**EXERCISE DESCRIPTION:**
Below are records; transcribe only the line with "Convert this document image to plain text." and those after it, through the last line, without any change.

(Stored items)
##########

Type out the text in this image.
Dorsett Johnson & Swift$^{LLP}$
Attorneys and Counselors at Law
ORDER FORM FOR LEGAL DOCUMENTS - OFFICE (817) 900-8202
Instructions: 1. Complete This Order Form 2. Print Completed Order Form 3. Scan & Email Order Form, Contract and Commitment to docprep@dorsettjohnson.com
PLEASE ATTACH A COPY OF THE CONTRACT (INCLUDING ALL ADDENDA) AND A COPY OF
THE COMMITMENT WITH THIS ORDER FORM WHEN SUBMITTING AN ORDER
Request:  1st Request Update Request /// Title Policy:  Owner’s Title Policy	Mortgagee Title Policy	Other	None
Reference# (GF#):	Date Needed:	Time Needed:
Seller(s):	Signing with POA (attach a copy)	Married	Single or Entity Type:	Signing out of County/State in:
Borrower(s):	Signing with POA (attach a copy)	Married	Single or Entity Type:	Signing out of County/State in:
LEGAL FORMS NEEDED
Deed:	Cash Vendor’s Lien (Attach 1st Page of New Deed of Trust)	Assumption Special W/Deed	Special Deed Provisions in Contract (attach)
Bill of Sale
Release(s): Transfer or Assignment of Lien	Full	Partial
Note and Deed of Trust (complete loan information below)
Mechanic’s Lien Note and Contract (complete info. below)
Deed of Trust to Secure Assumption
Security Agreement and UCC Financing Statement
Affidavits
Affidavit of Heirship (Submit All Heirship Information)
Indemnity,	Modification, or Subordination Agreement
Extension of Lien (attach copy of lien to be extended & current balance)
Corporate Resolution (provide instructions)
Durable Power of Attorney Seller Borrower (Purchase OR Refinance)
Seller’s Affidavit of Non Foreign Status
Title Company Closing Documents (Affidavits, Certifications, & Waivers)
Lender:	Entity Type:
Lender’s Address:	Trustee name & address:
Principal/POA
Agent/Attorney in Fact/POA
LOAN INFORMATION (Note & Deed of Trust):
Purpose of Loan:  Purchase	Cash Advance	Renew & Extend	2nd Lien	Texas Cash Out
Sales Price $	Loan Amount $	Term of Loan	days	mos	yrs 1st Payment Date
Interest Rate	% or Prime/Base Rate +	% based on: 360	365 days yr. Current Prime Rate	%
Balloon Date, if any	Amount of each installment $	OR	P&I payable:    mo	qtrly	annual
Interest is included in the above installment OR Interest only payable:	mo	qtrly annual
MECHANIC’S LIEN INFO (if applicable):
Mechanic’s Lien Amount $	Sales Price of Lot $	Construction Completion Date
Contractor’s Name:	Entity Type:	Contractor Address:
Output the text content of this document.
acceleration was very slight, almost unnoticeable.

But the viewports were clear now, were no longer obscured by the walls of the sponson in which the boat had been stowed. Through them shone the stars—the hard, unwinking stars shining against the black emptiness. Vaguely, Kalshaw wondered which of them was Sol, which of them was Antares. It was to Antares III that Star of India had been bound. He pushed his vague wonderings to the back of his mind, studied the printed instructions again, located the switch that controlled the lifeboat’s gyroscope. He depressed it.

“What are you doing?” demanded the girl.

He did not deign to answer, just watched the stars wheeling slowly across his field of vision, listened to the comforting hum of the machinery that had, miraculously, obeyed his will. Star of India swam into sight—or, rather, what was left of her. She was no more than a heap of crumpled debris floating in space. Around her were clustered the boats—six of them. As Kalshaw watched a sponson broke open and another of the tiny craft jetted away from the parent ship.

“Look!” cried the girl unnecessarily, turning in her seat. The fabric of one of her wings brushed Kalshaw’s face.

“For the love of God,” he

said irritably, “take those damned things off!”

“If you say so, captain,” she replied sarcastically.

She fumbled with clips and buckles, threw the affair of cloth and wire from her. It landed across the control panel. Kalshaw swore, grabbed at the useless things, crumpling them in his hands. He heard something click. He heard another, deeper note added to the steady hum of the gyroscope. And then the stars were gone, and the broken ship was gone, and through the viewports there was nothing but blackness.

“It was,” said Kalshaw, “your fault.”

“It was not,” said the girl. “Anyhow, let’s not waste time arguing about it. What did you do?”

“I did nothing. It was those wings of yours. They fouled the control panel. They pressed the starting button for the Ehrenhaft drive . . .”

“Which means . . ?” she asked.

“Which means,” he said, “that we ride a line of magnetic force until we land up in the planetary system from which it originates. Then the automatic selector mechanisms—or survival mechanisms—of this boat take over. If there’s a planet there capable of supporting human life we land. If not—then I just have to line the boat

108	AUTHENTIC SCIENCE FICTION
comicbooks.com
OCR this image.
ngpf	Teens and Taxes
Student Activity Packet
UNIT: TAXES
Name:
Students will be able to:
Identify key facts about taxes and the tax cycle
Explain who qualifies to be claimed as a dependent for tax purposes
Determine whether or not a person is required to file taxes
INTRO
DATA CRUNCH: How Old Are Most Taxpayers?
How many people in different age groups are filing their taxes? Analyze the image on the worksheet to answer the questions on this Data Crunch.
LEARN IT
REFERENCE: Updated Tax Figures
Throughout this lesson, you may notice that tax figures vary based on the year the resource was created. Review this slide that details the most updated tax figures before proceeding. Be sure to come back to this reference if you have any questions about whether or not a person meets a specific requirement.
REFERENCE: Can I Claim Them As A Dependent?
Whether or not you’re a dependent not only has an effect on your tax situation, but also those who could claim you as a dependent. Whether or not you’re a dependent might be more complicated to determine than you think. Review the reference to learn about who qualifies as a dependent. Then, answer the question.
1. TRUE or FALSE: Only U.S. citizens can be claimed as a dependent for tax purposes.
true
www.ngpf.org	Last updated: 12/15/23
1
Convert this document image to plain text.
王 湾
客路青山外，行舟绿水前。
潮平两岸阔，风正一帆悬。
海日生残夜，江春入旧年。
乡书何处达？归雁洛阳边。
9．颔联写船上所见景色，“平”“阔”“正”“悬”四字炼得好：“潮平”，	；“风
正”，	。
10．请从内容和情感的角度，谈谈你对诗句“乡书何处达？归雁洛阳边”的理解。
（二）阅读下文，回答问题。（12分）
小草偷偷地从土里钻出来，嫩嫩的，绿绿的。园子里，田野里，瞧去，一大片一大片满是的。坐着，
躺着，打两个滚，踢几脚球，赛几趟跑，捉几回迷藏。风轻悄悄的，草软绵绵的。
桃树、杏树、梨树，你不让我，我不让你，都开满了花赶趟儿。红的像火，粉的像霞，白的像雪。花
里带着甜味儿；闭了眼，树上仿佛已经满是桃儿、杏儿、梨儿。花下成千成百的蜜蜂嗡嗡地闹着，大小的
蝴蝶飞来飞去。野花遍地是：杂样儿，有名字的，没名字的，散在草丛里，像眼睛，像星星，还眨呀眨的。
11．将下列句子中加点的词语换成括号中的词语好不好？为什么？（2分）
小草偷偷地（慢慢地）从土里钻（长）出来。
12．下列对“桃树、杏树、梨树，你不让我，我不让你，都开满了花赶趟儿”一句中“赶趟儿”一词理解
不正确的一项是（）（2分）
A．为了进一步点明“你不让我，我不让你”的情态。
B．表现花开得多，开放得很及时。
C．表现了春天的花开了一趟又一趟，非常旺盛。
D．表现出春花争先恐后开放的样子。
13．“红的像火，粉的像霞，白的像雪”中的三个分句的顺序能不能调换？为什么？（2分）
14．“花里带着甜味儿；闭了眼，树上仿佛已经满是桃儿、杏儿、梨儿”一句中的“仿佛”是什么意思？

##########

**ANSWER FOR THE TASK:**
Convert this document image to plain text.
王 湾
客路青山外，行舟绿水前。
潮平两岸阔，风正一帆悬。
海日生残夜，江春入旧年。
乡书何处达？归雁洛阳边。
9．颔联写船上所见景色，“平”“阔”“正”“悬”四字炼得好：“潮平”，	；“风
正”，	。
10．请从内容和情感的角度，谈谈你对诗句“乡书何处达？归雁洛阳边”的理解。
（二）阅读下文，回答问题。（12分）
小草偷偷地从土里钻出来，嫩嫩的，绿绿的。园子里，田野里，瞧去，一大片一大片满是的。坐着，
躺着，打两个滚，踢几脚球，赛几趟跑，捉几回迷藏。风轻悄悄的，草软绵绵的。
桃树、杏树、梨树，你不让我，我不让你，都开满了花赶趟儿。红的像火，粉的像霞，白的像雪。花
里带着甜味儿；闭了眼，树上仿佛已经满是桃儿、杏儿、梨儿。花下成千成百的蜜蜂嗡嗡地闹着，大小的
蝴蝶飞来飞去。野花遍地是：杂样儿，有名字的，没名字的，散在草丛里，像眼睛，像星星，还眨呀眨的。
11．将下列句子中加点的词语换成括号中的词语好不好？为什么？（2分）
小草偷偷地（慢慢地）从土里钻（长）出来。
12．下列对“桃树、杏树、梨树，你不让我，我不让你，都开满了花赶趟儿”一句中“赶趟儿”一词理解
不正确的一项是（）（2分）
A．为了进一步点明“你不让我，我不让你”的情态。
B．表现花开得多，开放得很及时。
C．表现了春天的花开了一趟又一趟，非常旺盛。
D．表现出春花争先恐后开放的样子。
13．“红的像火，粉的像霞，白的像雪”中的三个分句的顺序能不能调换？为什么？（2分）
14．“花里带着甜味儿；闭了眼，树上仿佛已经满是桃儿、杏儿、梨儿”一句中的“仿佛”是什么意思？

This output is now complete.